[SET EXERCISE] Find every line of the listing below where "name" appears, and copy it.

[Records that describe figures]
===============

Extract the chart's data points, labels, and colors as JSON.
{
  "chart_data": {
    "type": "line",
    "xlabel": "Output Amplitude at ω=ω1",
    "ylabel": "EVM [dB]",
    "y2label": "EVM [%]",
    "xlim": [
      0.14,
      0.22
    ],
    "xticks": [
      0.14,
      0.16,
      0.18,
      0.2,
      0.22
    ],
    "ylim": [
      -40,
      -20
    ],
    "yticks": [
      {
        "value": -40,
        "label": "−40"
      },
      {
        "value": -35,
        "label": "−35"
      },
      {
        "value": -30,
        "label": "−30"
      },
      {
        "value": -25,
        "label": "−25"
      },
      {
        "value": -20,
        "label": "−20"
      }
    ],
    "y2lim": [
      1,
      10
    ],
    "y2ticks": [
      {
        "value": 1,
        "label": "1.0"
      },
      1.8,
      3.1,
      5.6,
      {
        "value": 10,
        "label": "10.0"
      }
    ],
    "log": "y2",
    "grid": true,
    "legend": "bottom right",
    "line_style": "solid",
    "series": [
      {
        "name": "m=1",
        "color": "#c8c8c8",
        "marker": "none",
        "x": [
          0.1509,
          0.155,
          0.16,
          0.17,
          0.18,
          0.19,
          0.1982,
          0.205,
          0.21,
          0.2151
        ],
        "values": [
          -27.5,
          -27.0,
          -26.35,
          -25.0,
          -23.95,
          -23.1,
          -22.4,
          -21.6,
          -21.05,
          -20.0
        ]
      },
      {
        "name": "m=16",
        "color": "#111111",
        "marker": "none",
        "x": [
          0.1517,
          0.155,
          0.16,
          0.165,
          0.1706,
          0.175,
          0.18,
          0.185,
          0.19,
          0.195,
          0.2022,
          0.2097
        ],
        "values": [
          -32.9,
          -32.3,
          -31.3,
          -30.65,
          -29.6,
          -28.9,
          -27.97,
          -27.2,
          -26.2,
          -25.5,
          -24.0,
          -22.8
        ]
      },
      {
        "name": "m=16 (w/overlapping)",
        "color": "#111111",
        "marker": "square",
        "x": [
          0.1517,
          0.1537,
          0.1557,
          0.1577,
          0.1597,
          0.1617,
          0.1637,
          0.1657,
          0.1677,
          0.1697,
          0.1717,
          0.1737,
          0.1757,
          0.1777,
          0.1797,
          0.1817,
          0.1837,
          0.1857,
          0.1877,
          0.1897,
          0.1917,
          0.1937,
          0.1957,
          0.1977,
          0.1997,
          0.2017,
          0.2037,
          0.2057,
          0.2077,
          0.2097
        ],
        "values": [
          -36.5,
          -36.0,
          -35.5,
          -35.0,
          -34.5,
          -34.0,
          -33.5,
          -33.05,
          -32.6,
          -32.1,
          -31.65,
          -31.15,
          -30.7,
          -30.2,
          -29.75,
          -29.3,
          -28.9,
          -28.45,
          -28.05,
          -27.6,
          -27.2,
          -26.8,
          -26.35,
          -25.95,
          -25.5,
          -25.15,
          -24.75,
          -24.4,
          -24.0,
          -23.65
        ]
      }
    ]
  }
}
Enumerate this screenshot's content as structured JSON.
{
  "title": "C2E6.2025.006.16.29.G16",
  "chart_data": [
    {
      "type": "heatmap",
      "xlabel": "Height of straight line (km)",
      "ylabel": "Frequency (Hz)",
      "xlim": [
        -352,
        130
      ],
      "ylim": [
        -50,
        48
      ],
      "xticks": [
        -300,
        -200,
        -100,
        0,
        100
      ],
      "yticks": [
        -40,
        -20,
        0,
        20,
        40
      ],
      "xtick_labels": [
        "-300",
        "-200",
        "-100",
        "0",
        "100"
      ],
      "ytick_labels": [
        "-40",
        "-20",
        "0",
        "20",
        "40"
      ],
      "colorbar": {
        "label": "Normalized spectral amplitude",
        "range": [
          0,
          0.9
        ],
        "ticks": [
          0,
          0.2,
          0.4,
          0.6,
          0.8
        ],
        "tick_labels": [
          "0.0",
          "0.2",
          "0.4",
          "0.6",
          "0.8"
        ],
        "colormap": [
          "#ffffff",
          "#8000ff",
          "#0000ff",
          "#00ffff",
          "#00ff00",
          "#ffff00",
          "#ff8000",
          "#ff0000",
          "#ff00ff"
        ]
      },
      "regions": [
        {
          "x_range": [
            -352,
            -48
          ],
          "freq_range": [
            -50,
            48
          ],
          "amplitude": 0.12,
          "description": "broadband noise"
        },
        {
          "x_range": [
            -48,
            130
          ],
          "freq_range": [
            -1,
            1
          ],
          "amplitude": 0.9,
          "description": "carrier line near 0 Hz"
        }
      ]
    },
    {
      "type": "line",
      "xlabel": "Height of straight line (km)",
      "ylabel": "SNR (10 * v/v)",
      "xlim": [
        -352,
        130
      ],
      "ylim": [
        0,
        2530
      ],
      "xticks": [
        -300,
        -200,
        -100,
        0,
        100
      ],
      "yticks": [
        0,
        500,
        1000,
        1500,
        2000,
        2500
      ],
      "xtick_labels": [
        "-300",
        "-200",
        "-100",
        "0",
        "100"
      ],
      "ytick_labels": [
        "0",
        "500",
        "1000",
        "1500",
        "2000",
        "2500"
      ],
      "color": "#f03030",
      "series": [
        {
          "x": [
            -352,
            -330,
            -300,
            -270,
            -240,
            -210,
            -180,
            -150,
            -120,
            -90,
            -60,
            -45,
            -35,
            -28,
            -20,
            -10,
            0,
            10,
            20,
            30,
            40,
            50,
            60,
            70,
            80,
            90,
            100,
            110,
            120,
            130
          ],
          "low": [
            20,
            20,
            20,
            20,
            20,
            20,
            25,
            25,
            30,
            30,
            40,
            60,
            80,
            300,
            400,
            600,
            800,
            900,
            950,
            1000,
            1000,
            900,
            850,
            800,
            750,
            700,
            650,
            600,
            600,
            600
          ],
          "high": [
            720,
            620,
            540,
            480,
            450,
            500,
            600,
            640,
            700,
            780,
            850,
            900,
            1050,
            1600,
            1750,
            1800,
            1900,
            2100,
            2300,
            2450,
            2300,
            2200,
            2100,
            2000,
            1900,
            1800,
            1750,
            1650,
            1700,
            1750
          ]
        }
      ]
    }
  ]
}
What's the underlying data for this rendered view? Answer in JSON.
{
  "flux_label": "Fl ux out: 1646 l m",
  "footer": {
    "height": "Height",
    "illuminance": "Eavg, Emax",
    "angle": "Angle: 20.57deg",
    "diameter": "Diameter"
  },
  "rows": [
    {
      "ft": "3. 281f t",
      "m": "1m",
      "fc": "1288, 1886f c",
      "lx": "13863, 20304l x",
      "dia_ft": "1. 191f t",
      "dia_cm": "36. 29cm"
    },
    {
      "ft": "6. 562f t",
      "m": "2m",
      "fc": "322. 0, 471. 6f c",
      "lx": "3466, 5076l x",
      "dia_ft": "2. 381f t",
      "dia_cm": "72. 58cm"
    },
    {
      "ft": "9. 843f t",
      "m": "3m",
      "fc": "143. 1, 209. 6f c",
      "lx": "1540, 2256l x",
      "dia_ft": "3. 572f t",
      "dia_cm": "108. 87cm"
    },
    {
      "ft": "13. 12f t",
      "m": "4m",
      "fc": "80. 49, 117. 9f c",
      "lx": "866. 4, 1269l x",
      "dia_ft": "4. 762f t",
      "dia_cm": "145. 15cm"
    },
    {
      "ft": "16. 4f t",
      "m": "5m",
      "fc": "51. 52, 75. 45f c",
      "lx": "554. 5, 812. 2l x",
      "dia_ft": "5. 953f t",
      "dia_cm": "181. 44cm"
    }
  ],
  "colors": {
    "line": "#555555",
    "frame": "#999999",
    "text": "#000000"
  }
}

===============

[SOLUTION]
        "name": "m=1",
        "name": "m=16",
        "name": "m=16 (w/overlapping)",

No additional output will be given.